Goal a
Retype the passage of the sermon below that begins with "Sally has six tangerines" and runs through "for the disciples.".

Reading text
Sally has six tangerines

(Sermon for August 3, 2008 || Proper 13, Year A RCL || Matthew 14:13-21)

“We have nothing here.”

This is the disciples response to Jesus’ preposterous notion that they might possibly find enough food to feed all these people—five thousand men plus countless women and children. They followed Jesus here to this desert to be near him, to feel his compassion and his healing touch. They followed Jesus here and now the evening has come and the crowd is restless, hungry, pressing in. The place is deserted: there’s no vendor anywhere. The hour is late: there’s no time to search. The crowd is massive: there’s no food anyway, not even for the disciples.

“We have nothing here.”

The disciples rummage in empty rucksacks, hoping that a further perfunctory exploration of their food stores will mollify Jesus. “They need not go away,” he had said. “You give them something to eat,” he had said. But they aren’t expecting us to feed them; we’re under no obligation. Furthermore, we can’t give what we don’t have! And…

“We have nothing here!”

To punctuate their point, they turn over the last rucksack and shake it… “Oh, except for a few loaves and a couple fish.” They count them: five squashed loaves, two dry fish. They trace figures in the air—so that’s one loaf per thousand men and two-fifths of a fish. They raise doubtful eyebrows when Jesus asks them to bring him these pitiful scrapings from the bottom of that last rucksack. They start chuckling, but their laughter dies when they look at Jesus’ face. They’ve seen that look before. They know what it means. They bring him the loaves. They bring him the fish. And they wait, incredulous but expectant.

“We have nothing here.” The world suffocates us with this lie so often that we forget we ever knew how to breathe. You will have no friends until you wear this catalogue. You will have no transportation until you drive this luxury car. You will have no romance until you purchase this diamond. You will have no beauty until after your gastric bypass.

“We have nothing here.” Suffocation leads to apathy and apathy leads to hopelessness. And hopelessness drives away from us any thought that we can participate in changing the world.

“We have nothing here.” These are hopeless words, empty words, words incapable of carrying promise or releasing imagination. These words stifle creativity and leave no space for the deep breath of blessing.

But Jesus invites us to take this deep breath with him when he says: “Bring them here to me.” The disciples take him the measly offering: five loaves and two fish. With no thought about how comically small an amount of food this meal is, Jesus looks up to heaven and blesses the offering. Then he breaks the bread and cuts up the fish. He hands the blessed food to his disciples, and they give it the crowds. And they keep giving away the food and giving it away and giving it away. All the people have their fill, and the disciples gather up quite a bit more than they began with.

(Box coordinate records)

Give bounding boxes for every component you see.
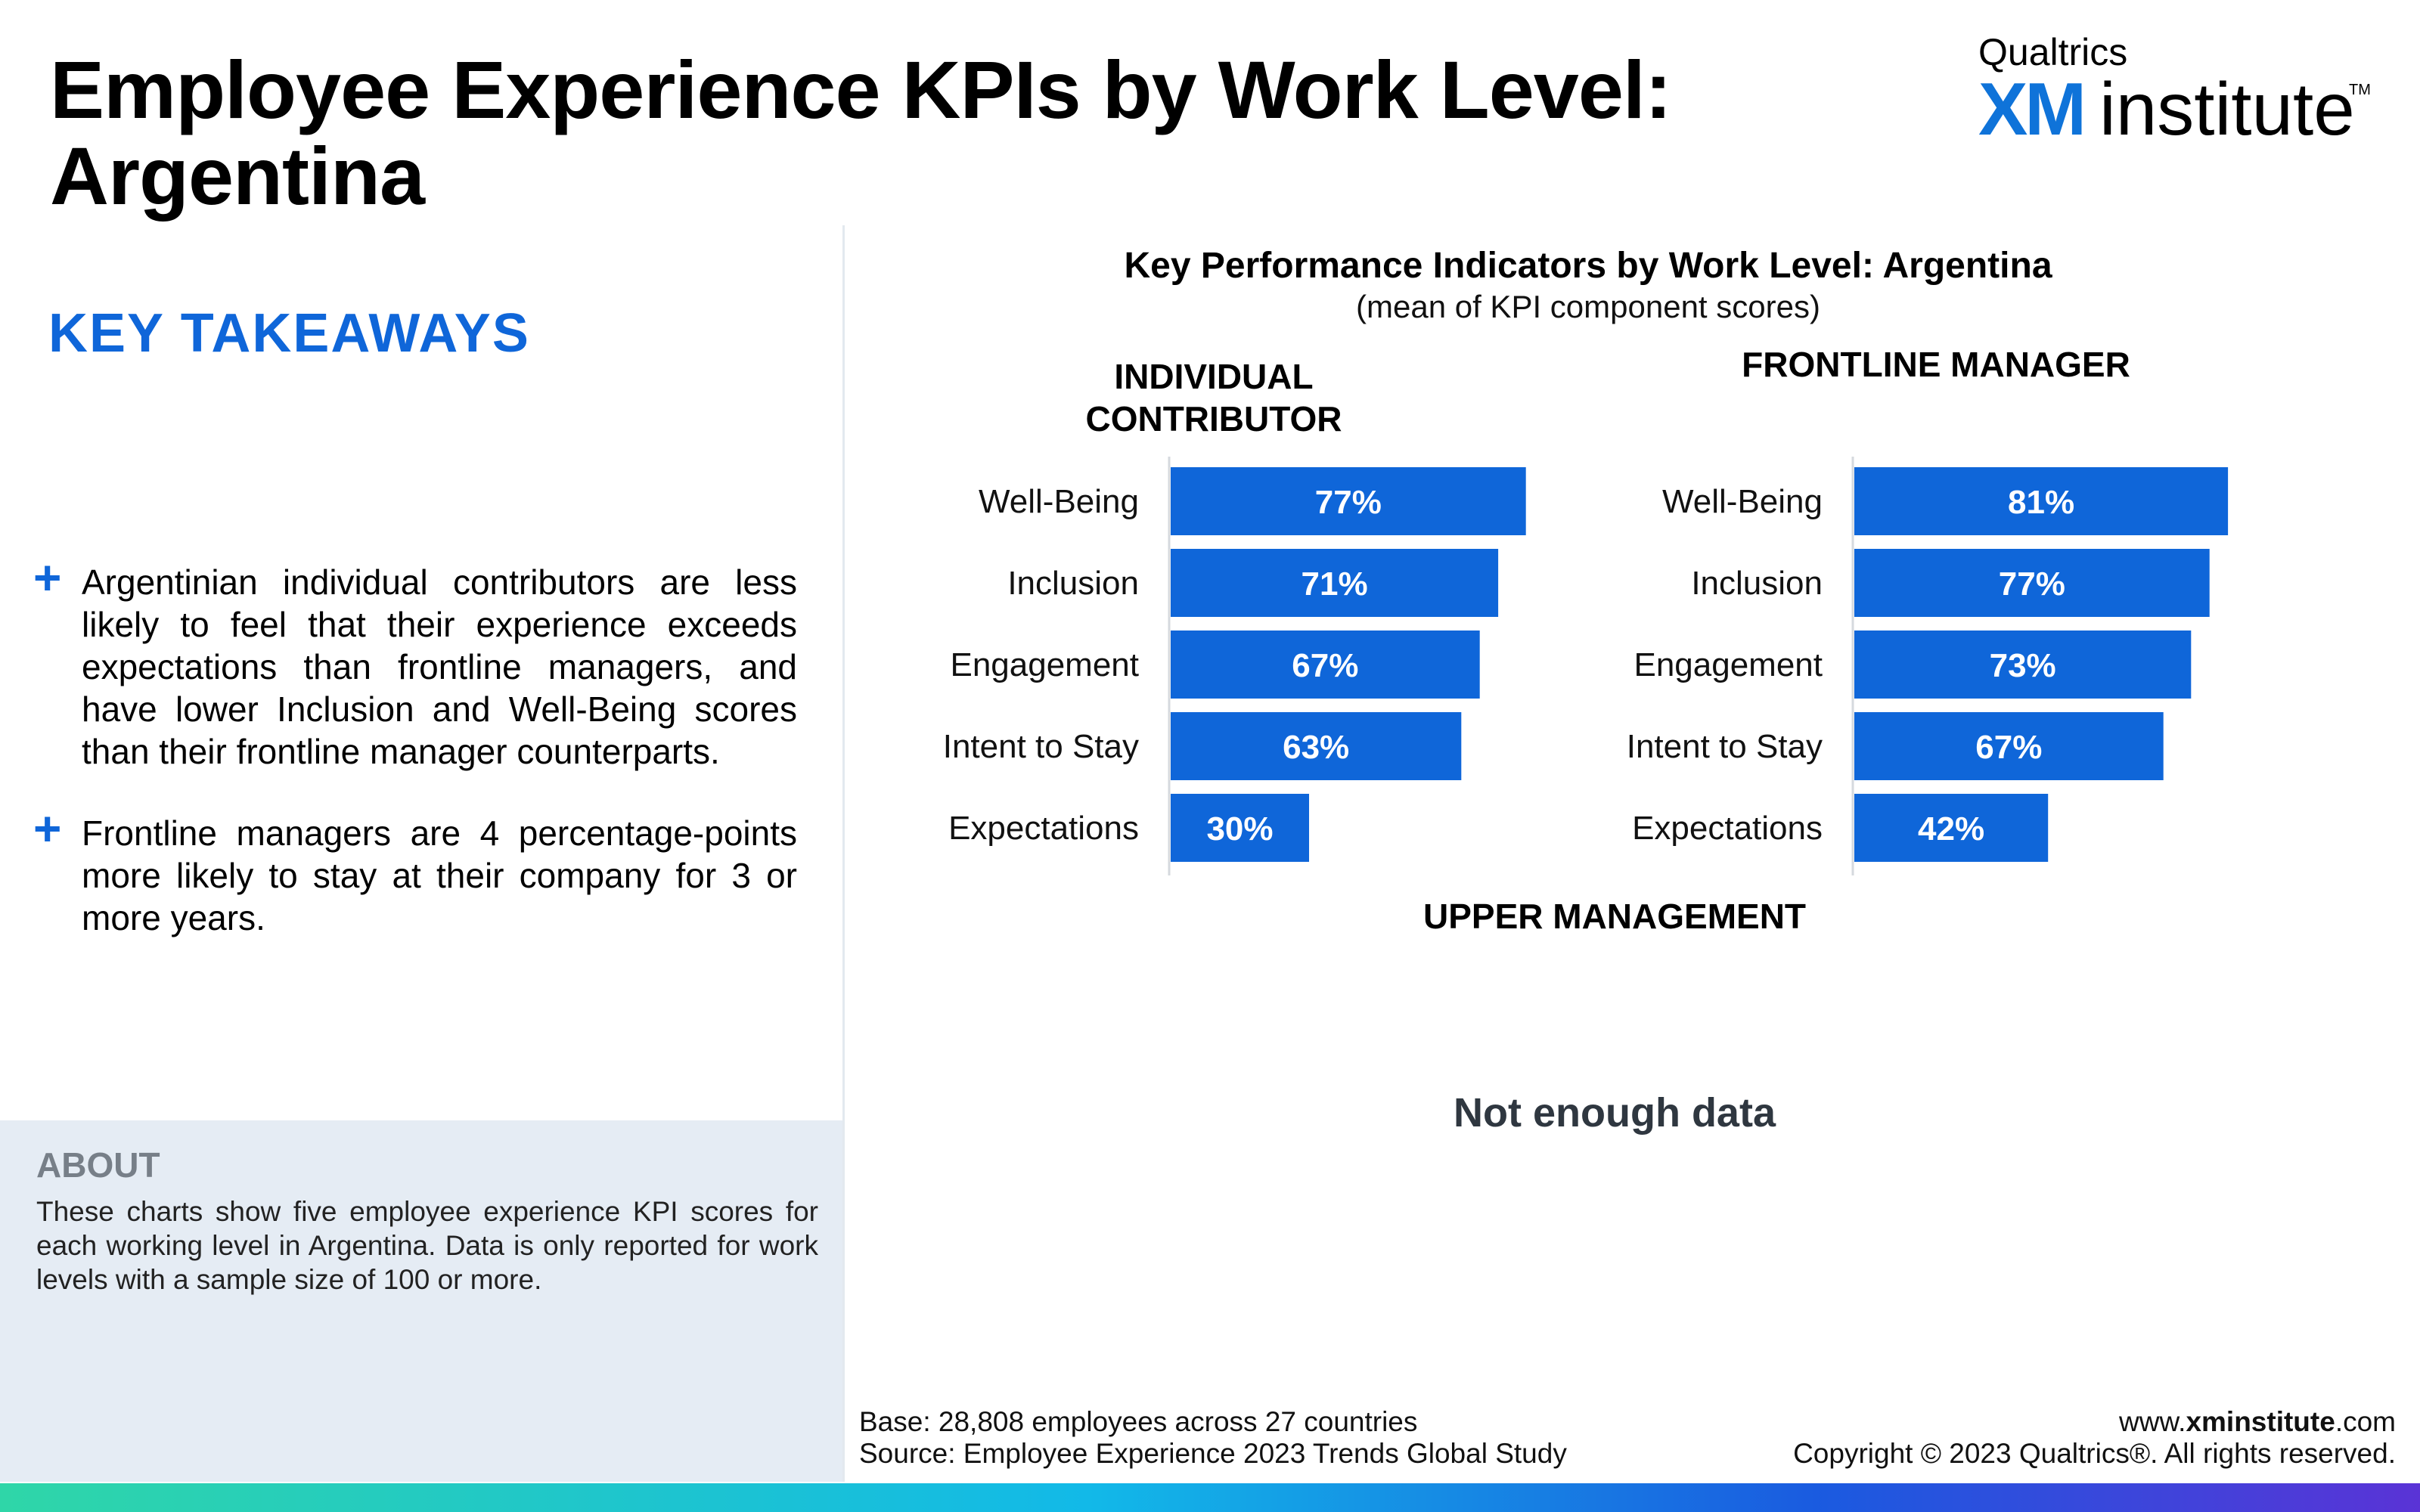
bar-inclusion — [1854, 549, 2210, 617]
vertical-divider — [842, 225, 845, 1482]
footer-gradient-bar — [0, 1483, 2420, 1512]
base-text: Base: 28,808 employees across 27 countri… — [859, 1406, 1418, 1437]
value-label: 77% — [1999, 565, 2065, 603]
value-label: 67% — [1292, 647, 1358, 684]
chart-title: Key Performance Indicators by Work Level… — [1124, 246, 2052, 286]
category-label: Intent to Stay — [1627, 728, 1823, 765]
panel-title-frontline-manager: FRONTLINE MANAGER — [1742, 345, 2130, 384]
chart-individual-contributor: Well-Being 77% Inclusion 71% Engagement 67% In… — [824, 457, 1581, 880]
chart-frontline-manager: Well-Being 81% Inclusion 77% Engagement 73% In… — [1508, 457, 2264, 880]
category-label: Engagement — [950, 646, 1139, 683]
url-prefix: www. — [2119, 1406, 2186, 1437]
panel-title-individual-contributor: INDIVIDUAL CONTRIBUTOR — [1085, 357, 1342, 438]
logo-brand: Qualtrics — [1978, 31, 2128, 73]
category-label: Inclusion — [1691, 565, 1823, 602]
bar-well-being — [1854, 467, 2229, 535]
logo-xm: XM — [1978, 67, 2086, 150]
bar-well-being — [1171, 467, 1526, 535]
takeaway-text: Argentinian individual contributors are … — [82, 562, 797, 771]
key-takeaways-heading: KEY TAKEAWAYS — [48, 303, 530, 364]
value-label: 77% — [1315, 484, 1382, 521]
value-label: 30% — [1206, 810, 1273, 847]
bar-inclusion — [1171, 549, 1499, 617]
bar-engagement — [1171, 631, 1480, 699]
category-label: Well-Being — [1662, 483, 1823, 520]
about-heading: ABOUT — [36, 1145, 160, 1185]
logo-trademark: TM — [2349, 82, 2371, 98]
xm-institute-logo: Qualtrics XM institute TM — [1978, 30, 2372, 151]
plus-icon: + — [33, 801, 62, 856]
page-title: Employee Experience KPIs by Work Level: … — [50, 44, 1672, 222]
website-link[interactable]: www.xminstitute.com — [1793, 1406, 2396, 1438]
bar-intent-to-stay — [1854, 712, 2164, 780]
category-label: Inclusion — [1007, 565, 1139, 602]
chart-subtitle: (mean of KPI component scores) — [1356, 289, 1820, 324]
url-suffix: .com — [2335, 1406, 2396, 1437]
bar-engagement — [1854, 631, 2192, 699]
category-label: Expectations — [1632, 810, 1823, 847]
about-panel — [0, 1120, 842, 1482]
takeaway-bullet: + Frontline managers are 4 percentage-po… — [33, 804, 797, 939]
footer-copyright: www.xminstitute.com Copyright © 2023 Qua… — [1793, 1406, 2396, 1470]
category-label: Intent to Stay — [943, 728, 1139, 765]
copyright-text: Copyright © 2023 Qualtrics®. All rights … — [1793, 1438, 2396, 1469]
category-label: Expectations — [948, 810, 1139, 847]
bar-intent-to-stay — [1171, 712, 1462, 780]
url-bold: xminstitute — [2186, 1406, 2335, 1437]
logo-institute: institute — [2099, 67, 2355, 150]
category-label: Well-Being — [979, 483, 1139, 520]
value-label: 67% — [1975, 729, 2042, 766]
source-text: Source: Employee Experience 2023 Trends … — [859, 1438, 1567, 1469]
panel-title-upper-management: UPPER MANAGEMENT — [1423, 897, 1807, 936]
plus-icon: + — [33, 550, 62, 605]
bar-expectations — [1854, 794, 2049, 862]
category-label: Engagement — [1634, 646, 1823, 683]
value-label: 73% — [1990, 647, 2056, 684]
takeaway-text: Frontline managers are 4 percentage-poin… — [82, 813, 797, 937]
footer-base: Base: 28,808 employees across 27 countri… — [859, 1406, 1567, 1470]
value-label: 63% — [1283, 729, 1349, 766]
bar-chart-individual-contributor: Well-Being 77% Inclusion 71% Engagement 67% In… — [943, 457, 1526, 875]
value-label: 71% — [1302, 565, 1368, 603]
value-label: 42% — [1918, 810, 1984, 847]
value-label: 81% — [2008, 484, 2074, 521]
upper-management-no-data: Not enough data — [1454, 1090, 1776, 1136]
about-text: These charts show five employee experien… — [36, 1196, 818, 1295]
bar-chart-frontline-manager: Well-Being 81% Inclusion 77% Engagement 73% In… — [1627, 457, 2229, 875]
bar-expectations — [1171, 794, 1309, 862]
takeaway-bullet: + Argentinian individual contributors ar… — [33, 553, 797, 773]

Goal b
From the records above, echo the lines beginning with the one that contains "bar-inclusion — [1854, 549, 2210, 617]" and continuing through the one that contains "category-label: Intent to Stay — [1627, 728, 1823, 765]".

Output a
Sally has six tangerines

(Sermon for August 3, 2008 || Proper 13, Year A RCL || Matthew 14:13-21)

“We have nothing here.”

This is the disciples response to Jesus’ preposterous notion that they might possibly find enough food to feed all these people—five thousand men plus countless women and children. They followed Jesus here to this desert to be near him, to feel his compassion and his healing touch. They followed Jesus here and now the evening has come and the crowd is restless, hungry, pressing in. The place is deserted: there’s no vendor anywhere. The hour is late: there’s no time to search. The crowd is massive: there’s no food anyway, not even for the disciples.

Output b
bar-inclusion — [1854, 549, 2210, 617]
vertical-divider — [842, 225, 845, 1482]
footer-gradient-bar — [0, 1483, 2420, 1512]
base-text: Base: 28,808 employees across 27 countri… — [859, 1406, 1418, 1437]
value-label: 77% — [1999, 565, 2065, 603]
value-label: 67% — [1292, 647, 1358, 684]
chart-title: Key Performance Indicators by Work Level… — [1124, 246, 2052, 286]
category-label: Intent to Stay — [1627, 728, 1823, 765]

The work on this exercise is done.